• Records supplied
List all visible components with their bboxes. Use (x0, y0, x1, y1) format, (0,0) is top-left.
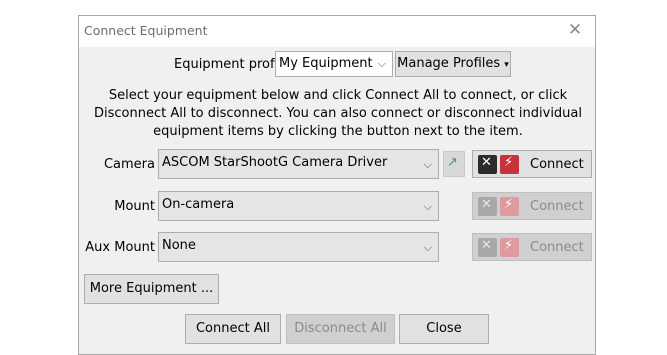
camera-connect-button[interactable]: ✕ ⚡ Connect (472, 150, 592, 178)
window-title: Connect Equipment (84, 23, 208, 38)
chevron-down-icon: ⌵ (423, 241, 432, 254)
camera-label: Camera (103, 157, 155, 172)
chevron-down-icon: ⌵ (377, 57, 386, 70)
close-icon[interactable]: ✕ (565, 20, 585, 40)
disconnect-plug-icon: ⚡ (500, 155, 519, 174)
mount-connect-button[interactable]: ✕ ⚡ Connect (472, 192, 592, 220)
setup-tools-icon: ✕ (478, 238, 497, 257)
manage-profiles-label: Manage Profiles (397, 56, 501, 71)
aux-mount-label: Aux Mount (85, 240, 155, 255)
instructions-line-2: Disconnect All to disconnect. You can al… (93, 106, 583, 121)
setup-tools-icon: ✕ (478, 155, 497, 174)
connect-all-button[interactable]: Connect All (185, 314, 281, 344)
aux-mount-value: None (162, 238, 196, 253)
chevron-down-icon: ⌵ (423, 158, 432, 171)
disconnect-plug-icon: ⚡ (500, 238, 519, 257)
more-equipment-button[interactable]: More Equipment ... (84, 274, 219, 304)
mount-label: Mount (114, 199, 155, 214)
close-button[interactable]: Close (399, 314, 489, 344)
equipment-profile-value: My Equipment (279, 56, 373, 71)
camera-select[interactable]: ASCOM StarShootG Camera Driver ⌵ (158, 149, 439, 179)
mount-connect-label: Connect (530, 199, 584, 214)
setup-tools-icon: ✕ (478, 197, 497, 216)
mount-select[interactable]: On-camera ⌵ (158, 191, 439, 221)
instructions-line-3: equipment items by clicking the button n… (153, 124, 523, 139)
swap-arrows-icon: ↗ (447, 155, 458, 170)
mount-value: On-camera (162, 197, 235, 212)
equipment-profile-select[interactable]: My Equipment ⌵ (275, 51, 393, 77)
camera-connect-label: Connect (530, 157, 584, 172)
chevron-down-icon: ⌵ (423, 200, 432, 213)
manage-profiles-button[interactable]: Manage Profiles ▾ (395, 51, 511, 77)
aux-mount-connect-label: Connect (530, 240, 584, 255)
instructions-line-1: Select your equipment below and click Co… (108, 88, 568, 103)
disconnect-plug-icon: ⚡ (500, 197, 519, 216)
dropdown-arrow-icon: ▾ (504, 60, 509, 70)
equipment-profile-label: Equipment profile (174, 57, 290, 72)
camera-reconnect-button[interactable]: ↗ (443, 151, 465, 177)
title-bar[interactable]: Connect Equipment ✕ (79, 16, 595, 47)
aux-mount-connect-button[interactable]: ✕ ⚡ Connect (472, 233, 592, 261)
camera-value: ASCOM StarShootG Camera Driver (162, 155, 388, 170)
aux-mount-select[interactable]: None ⌵ (158, 232, 439, 262)
disconnect-all-button[interactable]: Disconnect All (286, 314, 395, 344)
connect-equipment-dialog: Connect Equipment ✕ Equipment profile My… (78, 15, 596, 355)
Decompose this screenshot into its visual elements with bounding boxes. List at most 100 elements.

• What you need to do
Could you give every line of the listing above as a numbered list, with blank lines and pictures left out?

• Task result
1. List all visible components with their bboxes. Use (x0, y0, x1, y1) format, (0,0) is top-left.
2. camera-connect-button[interactable]: ✕ ⚡ Connect (472, 150, 592, 178)
3. window-title: Connect Equipment (84, 23, 208, 38)
4. chevron-down-icon: ⌵ (423, 241, 432, 254)
5. camera-label: Camera (103, 157, 155, 172)
6. chevron-down-icon: ⌵ (377, 57, 386, 70)
7. close-icon[interactable]: ✕ (565, 20, 585, 40)
8. disconnect-plug-icon: ⚡ (500, 155, 519, 174)
9. mount-connect-button[interactable]: ✕ ⚡ Connect (472, 192, 592, 220)
10. setup-tools-icon: ✕ (478, 238, 497, 257)
11. manage-profiles-label: Manage Profiles (397, 56, 501, 71)
12. aux-mount-label: Aux Mount (85, 240, 155, 255)
13. instructions-line-2: Disconnect All to disconnect. You can al… (93, 106, 583, 121)
14. setup-tools-icon: ✕ (478, 155, 497, 174)
15. connect-all-button[interactable]: Connect All (185, 314, 281, 344)
16. aux-mount-value: None (162, 238, 196, 253)
17. chevron-down-icon: ⌵ (423, 158, 432, 171)
18. disconnect-plug-icon: ⚡ (500, 238, 519, 257)
19. more-equipment-button[interactable]: More Equipment ... (84, 274, 219, 304)
20. mount-label: Mount (114, 199, 155, 214)
21. close-button[interactable]: Close (399, 314, 489, 344)
22. equipment-profile-value: My Equipment (279, 56, 373, 71)
23. camera-select[interactable]: ASCOM StarShootG Camera Driver ⌵ (158, 149, 439, 179)
24. mount-connect-label: Connect (530, 199, 584, 214)
25. setup-tools-icon: ✕ (478, 197, 497, 216)
26. mount-select[interactable]: On-camera ⌵ (158, 191, 439, 221)
27. instructions-line-3: equipment items by clicking the button n… (153, 124, 523, 139)
28. swap-arrows-icon: ↗ (447, 155, 458, 170)
29. mount-value: On-camera (162, 197, 235, 212)
30. equipment-profile-select[interactable]: My Equipment ⌵ (275, 51, 393, 77)
31. camera-connect-label: Connect (530, 157, 584, 172)
32. chevron-down-icon: ⌵ (423, 200, 432, 213)
33. manage-profiles-button[interactable]: Manage Profiles ▾ (395, 51, 511, 77)
34. aux-mount-connect-label: Connect (530, 240, 584, 255)
35. instructions-line-1: Select your equipment below and click Co… (108, 88, 568, 103)
36. disconnect-plug-icon: ⚡ (500, 197, 519, 216)
37. dropdown-arrow-icon: ▾ (504, 60, 509, 70)
38. equipment-profile-label: Equipment profile (174, 57, 290, 72)
39. camera-reconnect-button[interactable]: ↗ (443, 151, 465, 177)
40. title-bar[interactable]: Connect Equipment ✕ (79, 16, 595, 47)
41. aux-mount-connect-button[interactable]: ✕ ⚡ Connect (472, 233, 592, 261)
42. camera-value: ASCOM StarShootG Camera Driver (162, 155, 388, 170)
43. aux-mount-select[interactable]: None ⌵ (158, 232, 439, 262)
44. disconnect-all-button[interactable]: Disconnect All (286, 314, 395, 344)
45. connect-equipment-dialog: Connect Equipment ✕ Equipment profile My… (78, 15, 596, 355)
46. Decompose this screenshot into its visual elements with bounding boxes. List at most 100 elements.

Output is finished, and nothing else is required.